++++ LISTED ENTRIES
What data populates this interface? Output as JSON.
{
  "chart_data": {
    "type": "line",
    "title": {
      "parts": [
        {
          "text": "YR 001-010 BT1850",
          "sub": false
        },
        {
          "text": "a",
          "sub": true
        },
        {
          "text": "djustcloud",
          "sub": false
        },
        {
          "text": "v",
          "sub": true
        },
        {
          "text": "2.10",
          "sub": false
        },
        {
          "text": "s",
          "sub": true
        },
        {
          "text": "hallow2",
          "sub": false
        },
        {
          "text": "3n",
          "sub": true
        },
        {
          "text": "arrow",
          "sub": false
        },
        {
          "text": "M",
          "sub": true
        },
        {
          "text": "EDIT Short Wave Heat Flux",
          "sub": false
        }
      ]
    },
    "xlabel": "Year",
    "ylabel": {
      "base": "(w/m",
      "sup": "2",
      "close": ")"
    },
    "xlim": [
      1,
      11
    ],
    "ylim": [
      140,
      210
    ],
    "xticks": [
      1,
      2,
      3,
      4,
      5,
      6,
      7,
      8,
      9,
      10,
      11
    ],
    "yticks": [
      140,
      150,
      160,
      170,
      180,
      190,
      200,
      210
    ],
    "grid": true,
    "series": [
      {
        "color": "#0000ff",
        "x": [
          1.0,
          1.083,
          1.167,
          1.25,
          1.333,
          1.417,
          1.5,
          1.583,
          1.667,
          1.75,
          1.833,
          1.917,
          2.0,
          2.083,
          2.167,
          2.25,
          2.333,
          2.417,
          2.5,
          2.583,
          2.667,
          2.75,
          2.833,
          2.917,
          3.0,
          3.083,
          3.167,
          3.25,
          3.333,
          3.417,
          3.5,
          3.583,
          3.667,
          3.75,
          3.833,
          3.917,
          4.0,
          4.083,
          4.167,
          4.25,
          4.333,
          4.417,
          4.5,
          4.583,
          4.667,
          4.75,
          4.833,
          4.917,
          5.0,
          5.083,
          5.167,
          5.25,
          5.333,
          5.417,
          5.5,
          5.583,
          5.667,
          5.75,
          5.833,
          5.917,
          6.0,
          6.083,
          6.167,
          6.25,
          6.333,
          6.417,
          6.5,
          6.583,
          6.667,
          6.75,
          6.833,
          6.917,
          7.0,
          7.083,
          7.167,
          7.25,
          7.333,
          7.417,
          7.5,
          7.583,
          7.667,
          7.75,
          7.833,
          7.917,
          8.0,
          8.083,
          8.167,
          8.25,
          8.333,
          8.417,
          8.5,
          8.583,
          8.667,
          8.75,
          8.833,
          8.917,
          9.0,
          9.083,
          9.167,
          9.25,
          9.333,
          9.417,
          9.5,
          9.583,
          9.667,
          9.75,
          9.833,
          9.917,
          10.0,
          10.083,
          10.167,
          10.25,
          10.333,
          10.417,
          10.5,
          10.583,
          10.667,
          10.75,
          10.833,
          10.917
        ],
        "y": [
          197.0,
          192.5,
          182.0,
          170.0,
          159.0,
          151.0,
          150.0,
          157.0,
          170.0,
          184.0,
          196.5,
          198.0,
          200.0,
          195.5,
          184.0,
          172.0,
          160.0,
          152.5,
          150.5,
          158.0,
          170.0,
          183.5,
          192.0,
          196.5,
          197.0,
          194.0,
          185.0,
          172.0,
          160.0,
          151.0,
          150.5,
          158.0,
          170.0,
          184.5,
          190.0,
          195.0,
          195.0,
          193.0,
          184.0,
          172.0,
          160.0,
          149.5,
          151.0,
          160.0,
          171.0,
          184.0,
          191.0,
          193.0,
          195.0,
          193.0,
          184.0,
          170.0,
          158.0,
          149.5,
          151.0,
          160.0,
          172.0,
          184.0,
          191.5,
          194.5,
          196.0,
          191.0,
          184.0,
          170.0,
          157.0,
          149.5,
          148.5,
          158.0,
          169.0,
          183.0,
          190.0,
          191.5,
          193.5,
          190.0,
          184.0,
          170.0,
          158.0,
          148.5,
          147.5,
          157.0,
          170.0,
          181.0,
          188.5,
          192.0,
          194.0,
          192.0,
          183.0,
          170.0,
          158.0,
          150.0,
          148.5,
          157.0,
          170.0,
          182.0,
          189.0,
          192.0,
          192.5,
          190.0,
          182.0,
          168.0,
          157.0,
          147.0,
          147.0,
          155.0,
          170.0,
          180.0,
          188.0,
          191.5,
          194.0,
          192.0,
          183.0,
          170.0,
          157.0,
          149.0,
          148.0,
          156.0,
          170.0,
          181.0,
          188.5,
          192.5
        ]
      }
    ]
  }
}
++++++++
#### EXERCISE AIM
From the data above, extract every line in its exact form.

#### ANSWER TO THIS TASK
What data populates this interface? Output as JSON.
{
  "chart_data": {
    "type": "line",
    "title": {
      "parts": [
        {
          "text": "YR 001-010 BT1850",
          "sub": false
        },
        {
          "text": "a",
          "sub": true
        },
        {
          "text": "djustcloud",
          "sub": false
        },
        {
          "text": "v",
          "sub": true
        },
        {
          "text": "2.10",
          "sub": false
        },
        {
          "text": "s",
          "sub": true
        },
        {
          "text": "hallow2",
          "sub": false
        },
        {
          "text": "3n",
          "sub": true
        },
        {
          "text": "arrow",
          "sub": false
        },
        {
          "text": "M",
          "sub": true
        },
        {
          "text": "EDIT Short Wave Heat Flux",
          "sub": false
        }
      ]
    },
    "xlabel": "Year",
    "ylabel": {
      "base": "(w/m",
      "sup": "2",
      "close": ")"
    },
    "xlim": [
      1,
      11
    ],
    "ylim": [
      140,
      210
    ],
    "xticks": [
      1,
      2,
      3,
      4,
      5,
      6,
      7,
      8,
      9,
      10,
      11
    ],
    "yticks": [
      140,
      150,
      160,
      170,
      180,
      190,
      200,
      210
    ],
    "grid": true,
    "series": [
      {
        "color": "#0000ff",
        "x": [
          1.0,
          1.083,
          1.167,
          1.25,
          1.333,
          1.417,
          1.5,
          1.583,
          1.667,
          1.75,
          1.833,
          1.917,
          2.0,
          2.083,
          2.167,
          2.25,
          2.333,
          2.417,
          2.5,
          2.583,
          2.667,
          2.75,
          2.833,
          2.917,
          3.0,
          3.083,
          3.167,
          3.25,
          3.333,
          3.417,
          3.5,
          3.583,
          3.667,
          3.75,
          3.833,
          3.917,
          4.0,
          4.083,
          4.167,
          4.25,
          4.333,
          4.417,
          4.5,
          4.583,
          4.667,
          4.75,
          4.833,
          4.917,
          5.0,
          5.083,
          5.167,
          5.25,
          5.333,
          5.417,
          5.5,
          5.583,
          5.667,
          5.75,
          5.833,
          5.917,
          6.0,
          6.083,
          6.167,
          6.25,
          6.333,
          6.417,
          6.5,
          6.583,
          6.667,
          6.75,
          6.833,
          6.917,
          7.0,
          7.083,
          7.167,
          7.25,
          7.333,
          7.417,
          7.5,
          7.583,
          7.667,
          7.75,
          7.833,
          7.917,
          8.0,
          8.083,
          8.167,
          8.25,
          8.333,
          8.417,
          8.5,
          8.583,
          8.667,
          8.75,
          8.833,
          8.917,
          9.0,
          9.083,
          9.167,
          9.25,
          9.333,
          9.417,
          9.5,
          9.583,
          9.667,
          9.75,
          9.833,
          9.917,
          10.0,
          10.083,
          10.167,
          10.25,
          10.333,
          10.417,
          10.5,
          10.583,
          10.667,
          10.75,
          10.833,
          10.917
        ],
        "y": [
          197.0,
          192.5,
          182.0,
          170.0,
          159.0,
          151.0,
          150.0,
          157.0,
          170.0,
          184.0,
          196.5,
          198.0,
          200.0,
          195.5,
          184.0,
          172.0,
          160.0,
          152.5,
          150.5,
          158.0,
          170.0,
          183.5,
          192.0,
          196.5,
          197.0,
          194.0,
          185.0,
          172.0,
          160.0,
          151.0,
          150.5,
          158.0,
          170.0,
          184.5,
          190.0,
          195.0,
          195.0,
          193.0,
          184.0,
          172.0,
          160.0,
          149.5,
          151.0,
          160.0,
          171.0,
          184.0,
          191.0,
          193.0,
          195.0,
          193.0,
          184.0,
          170.0,
          158.0,
          149.5,
          151.0,
          160.0,
          172.0,
          184.0,
          191.5,
          194.5,
          196.0,
          191.0,
          184.0,
          170.0,
          157.0,
          149.5,
          148.5,
          158.0,
          169.0,
          183.0,
          190.0,
          191.5,
          193.5,
          190.0,
          184.0,
          170.0,
          158.0,
          148.5,
          147.5,
          157.0,
          170.0,
          181.0,
          188.5,
          192.0,
          194.0,
          192.0,
          183.0,
          170.0,
          158.0,
          150.0,
          148.5,
          157.0,
          170.0,
          182.0,
          189.0,
          192.0,
          192.5,
          190.0,
          182.0,
          168.0,
          157.0,
          147.0,
          147.0,
          155.0,
          170.0,
          180.0,
          188.0,
          191.5,
          194.0,
          192.0,
          183.0,
          170.0,
          157.0,
          149.0,
          148.0,
          156.0,
          170.0,
          181.0,
          188.5,
          192.5
        ]
      }
    ]
  }
}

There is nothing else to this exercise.